# START OF Input data

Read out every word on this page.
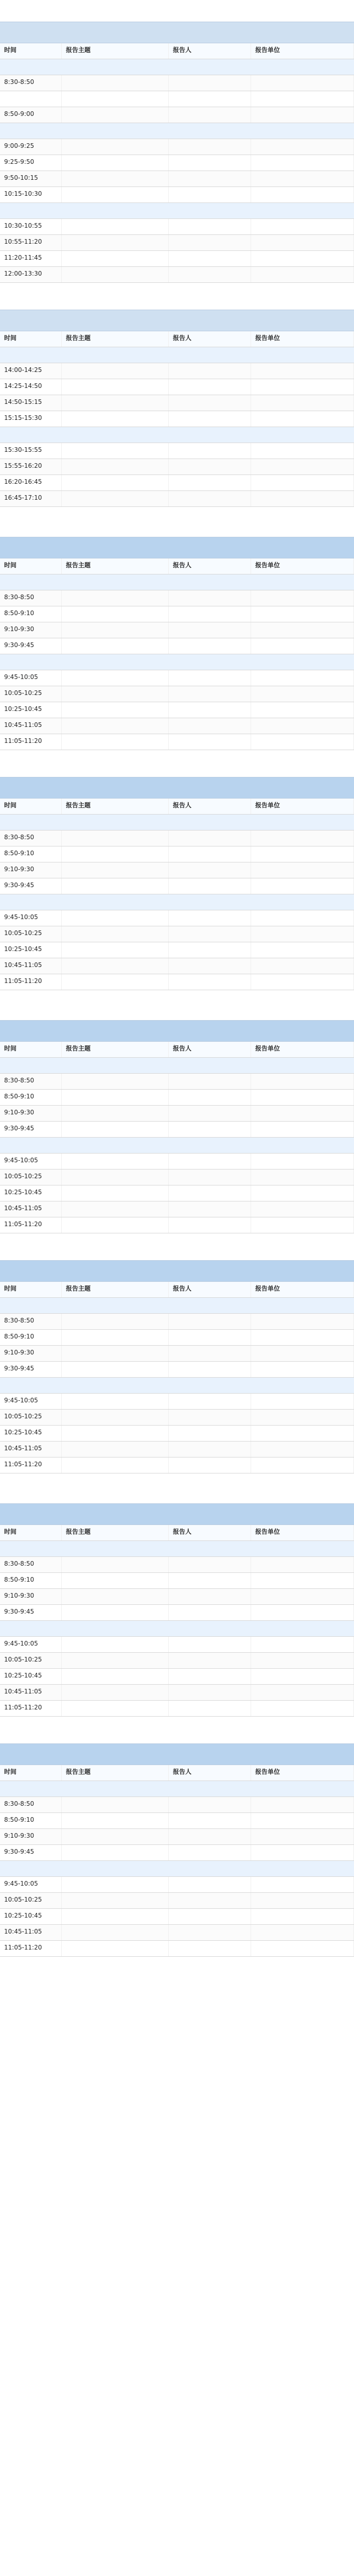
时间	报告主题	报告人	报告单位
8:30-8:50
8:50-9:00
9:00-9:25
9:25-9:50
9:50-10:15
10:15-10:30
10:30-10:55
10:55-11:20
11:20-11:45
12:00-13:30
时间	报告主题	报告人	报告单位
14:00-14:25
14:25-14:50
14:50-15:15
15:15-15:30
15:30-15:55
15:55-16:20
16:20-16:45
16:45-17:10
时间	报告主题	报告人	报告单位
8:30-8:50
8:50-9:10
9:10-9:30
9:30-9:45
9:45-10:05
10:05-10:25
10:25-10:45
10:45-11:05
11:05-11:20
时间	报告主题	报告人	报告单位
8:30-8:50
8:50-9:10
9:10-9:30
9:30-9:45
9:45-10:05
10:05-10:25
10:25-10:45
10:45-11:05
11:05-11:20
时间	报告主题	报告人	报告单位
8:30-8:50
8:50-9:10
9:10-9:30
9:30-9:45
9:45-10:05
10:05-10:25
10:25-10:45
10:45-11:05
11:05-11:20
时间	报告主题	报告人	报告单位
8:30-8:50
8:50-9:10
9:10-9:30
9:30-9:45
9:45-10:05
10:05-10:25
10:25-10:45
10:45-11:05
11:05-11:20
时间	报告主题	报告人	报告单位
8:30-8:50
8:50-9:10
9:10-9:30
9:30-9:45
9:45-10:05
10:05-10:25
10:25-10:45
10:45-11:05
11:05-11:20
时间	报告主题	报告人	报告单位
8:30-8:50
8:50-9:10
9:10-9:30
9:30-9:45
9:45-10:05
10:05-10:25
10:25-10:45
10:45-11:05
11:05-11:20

# END OF Input data

## Do this:
Output the data above without changes, apart from leaving out the pictures.

## Answer below:
Read out every word on this page.
时间	报告主题	报告人	报告单位
8:30-8:50
8:50-9:00
9:00-9:25
9:25-9:50
9:50-10:15
10:15-10:30
10:30-10:55
10:55-11:20
11:20-11:45
12:00-13:30
时间	报告主题	报告人	报告单位
14:00-14:25
14:25-14:50
14:50-15:15
15:15-15:30
15:30-15:55
15:55-16:20
16:20-16:45
16:45-17:10
时间	报告主题	报告人	报告单位
8:30-8:50
8:50-9:10
9:10-9:30
9:30-9:45
9:45-10:05
10:05-10:25
10:25-10:45
10:45-11:05
11:05-11:20
时间	报告主题	报告人	报告单位
8:30-8:50
8:50-9:10
9:10-9:30
9:30-9:45
9:45-10:05
10:05-10:25
10:25-10:45
10:45-11:05
11:05-11:20
时间	报告主题	报告人	报告单位
8:30-8:50
8:50-9:10
9:10-9:30
9:30-9:45
9:45-10:05
10:05-10:25
10:25-10:45
10:45-11:05
11:05-11:20
时间	报告主题	报告人	报告单位
8:30-8:50
8:50-9:10
9:10-9:30
9:30-9:45
9:45-10:05
10:05-10:25
10:25-10:45
10:45-11:05
11:05-11:20
时间	报告主题	报告人	报告单位
8:30-8:50
8:50-9:10
9:10-9:30
9:30-9:45
9:45-10:05
10:05-10:25
10:25-10:45
10:45-11:05
11:05-11:20
时间	报告主题	报告人	报告单位
8:30-8:50
8:50-9:10
9:10-9:30
9:30-9:45
9:45-10:05
10:05-10:25
10:25-10:45
10:45-11:05
11:05-11:20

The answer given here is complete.